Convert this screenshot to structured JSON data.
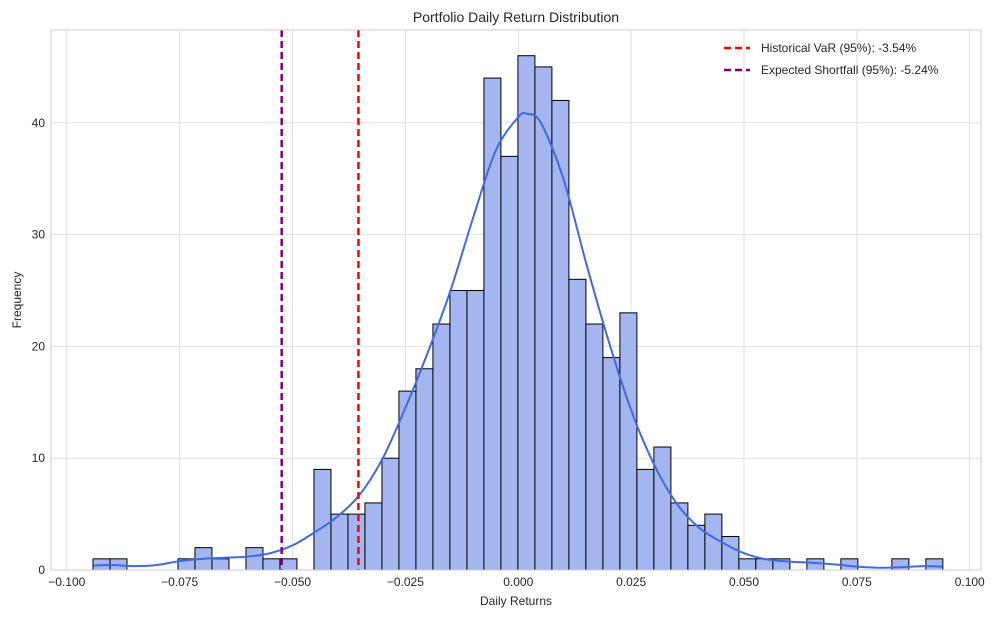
{
  "chart_data": {
    "type": "bar",
    "title": "Portfolio Daily Return Distribution",
    "xlabel": "Daily Returns",
    "ylabel": "Frequency",
    "xlim": [
      -0.1035,
      0.1025
    ],
    "ylim": [
      0,
      48.3
    ],
    "xticks": [
      -0.1,
      -0.075,
      -0.05,
      -0.025,
      0.0,
      0.025,
      0.05,
      0.075,
      0.1
    ],
    "xtick_labels": [
      "−0.100",
      "−0.075",
      "−0.050",
      "−0.025",
      "0.000",
      "0.025",
      "0.050",
      "0.075",
      "0.100"
    ],
    "yticks": [
      0,
      10,
      20,
      30,
      40
    ],
    "ytick_labels": [
      "0",
      "10",
      "20",
      "30",
      "40"
    ],
    "grid": true,
    "legend_position": "top-right",
    "histogram": {
      "bin_start": -0.0942,
      "bin_width": 0.003765,
      "counts": [
        1,
        1,
        0,
        0,
        0,
        1,
        2,
        1,
        0,
        2,
        1,
        1,
        0,
        9,
        5,
        5,
        6,
        10,
        16,
        18,
        22,
        25,
        25,
        44,
        37,
        46,
        45,
        42,
        26,
        22,
        19,
        23,
        9,
        11,
        6,
        4,
        5,
        3,
        1,
        1,
        1,
        0,
        1,
        0,
        1,
        0,
        0,
        1,
        0,
        1
      ],
      "fill_color": "#a3b6ef",
      "edge_color": "#000000"
    },
    "kde": {
      "color": "#4169e1",
      "x": [
        -0.094,
        -0.09,
        -0.085,
        -0.08,
        -0.075,
        -0.07,
        -0.065,
        -0.06,
        -0.055,
        -0.05,
        -0.045,
        -0.04,
        -0.035,
        -0.03,
        -0.025,
        -0.02,
        -0.015,
        -0.01,
        -0.005,
        0.0,
        0.002,
        0.005,
        0.01,
        0.015,
        0.02,
        0.025,
        0.03,
        0.035,
        0.04,
        0.045,
        0.05,
        0.055,
        0.06,
        0.065,
        0.07,
        0.075,
        0.08,
        0.085,
        0.09,
        0.094
      ],
      "y": [
        0.4,
        0.45,
        0.35,
        0.45,
        0.8,
        1.0,
        1.1,
        1.2,
        1.5,
        2.2,
        3.4,
        4.8,
        6.8,
        10.0,
        14.5,
        19.5,
        25.0,
        31.5,
        37.5,
        40.5,
        40.8,
        40.0,
        35.0,
        27.5,
        20.5,
        14.3,
        9.5,
        6.0,
        3.8,
        2.5,
        1.5,
        0.95,
        0.75,
        0.65,
        0.5,
        0.3,
        0.2,
        0.25,
        0.35,
        0.3
      ]
    },
    "vlines": [
      {
        "name": "Historical VaR (95%): -3.54%",
        "x": -0.0354,
        "color": "#ff0000"
      },
      {
        "name": "Expected Shortfall (95%): -5.24%",
        "x": -0.0524,
        "color": "#800080"
      }
    ]
  }
}
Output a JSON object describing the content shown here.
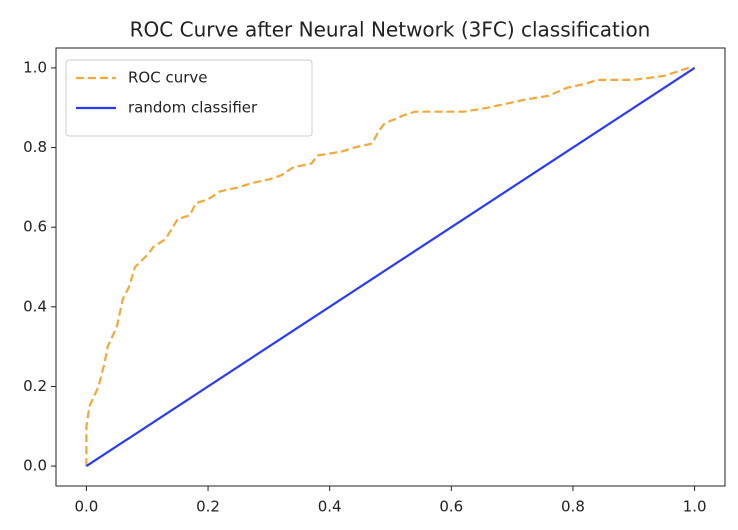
{
  "chart_data": {
    "type": "line",
    "title": "ROC Curve after Neural Network (3FC) classification",
    "xlim": [
      -0.05,
      1.05
    ],
    "ylim": [
      -0.05,
      1.05
    ],
    "xticks": [
      {
        "value": 0,
        "label": "0.0"
      },
      0.2,
      0.4,
      0.6,
      0.8,
      {
        "value": 1,
        "label": "1.0"
      }
    ],
    "yticks": [
      {
        "value": 0,
        "label": "0.0"
      },
      0.2,
      0.4,
      0.6,
      0.8,
      {
        "value": 1,
        "label": "1.0"
      }
    ],
    "legend": "upper left",
    "series": [
      {
        "name": "ROC curve",
        "color": "#f5a83a",
        "linestyle": "--",
        "x": [
          0,
          0,
          0.005,
          0.02,
          0.03,
          0.035,
          0.05,
          0.06,
          0.07,
          0.08,
          0.1,
          0.11,
          0.13,
          0.15,
          0.17,
          0.18,
          0.2,
          0.22,
          0.25,
          0.27,
          0.3,
          0.32,
          0.34,
          0.37,
          0.38,
          0.42,
          0.44,
          0.47,
          0.48,
          0.49,
          0.52,
          0.54,
          0.62,
          0.66,
          0.72,
          0.76,
          0.79,
          0.82,
          0.84,
          0.9,
          0.95,
          0.99,
          1
        ],
        "values": [
          0,
          0.1,
          0.15,
          0.2,
          0.26,
          0.3,
          0.35,
          0.42,
          0.45,
          0.5,
          0.53,
          0.55,
          0.57,
          0.62,
          0.63,
          0.66,
          0.67,
          0.69,
          0.7,
          0.71,
          0.72,
          0.73,
          0.75,
          0.76,
          0.78,
          0.79,
          0.8,
          0.81,
          0.84,
          0.86,
          0.88,
          0.89,
          0.89,
          0.9,
          0.92,
          0.93,
          0.95,
          0.96,
          0.97,
          0.97,
          0.98,
          1,
          1
        ]
      },
      {
        "name": "random classifier",
        "color": "#2a3cf2",
        "linestyle": "-",
        "x": [
          0,
          1
        ],
        "values": [
          0,
          1
        ]
      }
    ]
  }
}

◆ WHAT YOU WILL DO: Report every line in the data above in which the word "Daily" appears.

◆ EXERCISE ANSWER:
    "title": "Portfolio Daily Return Distribution",
    "xlabel": "Daily Returns",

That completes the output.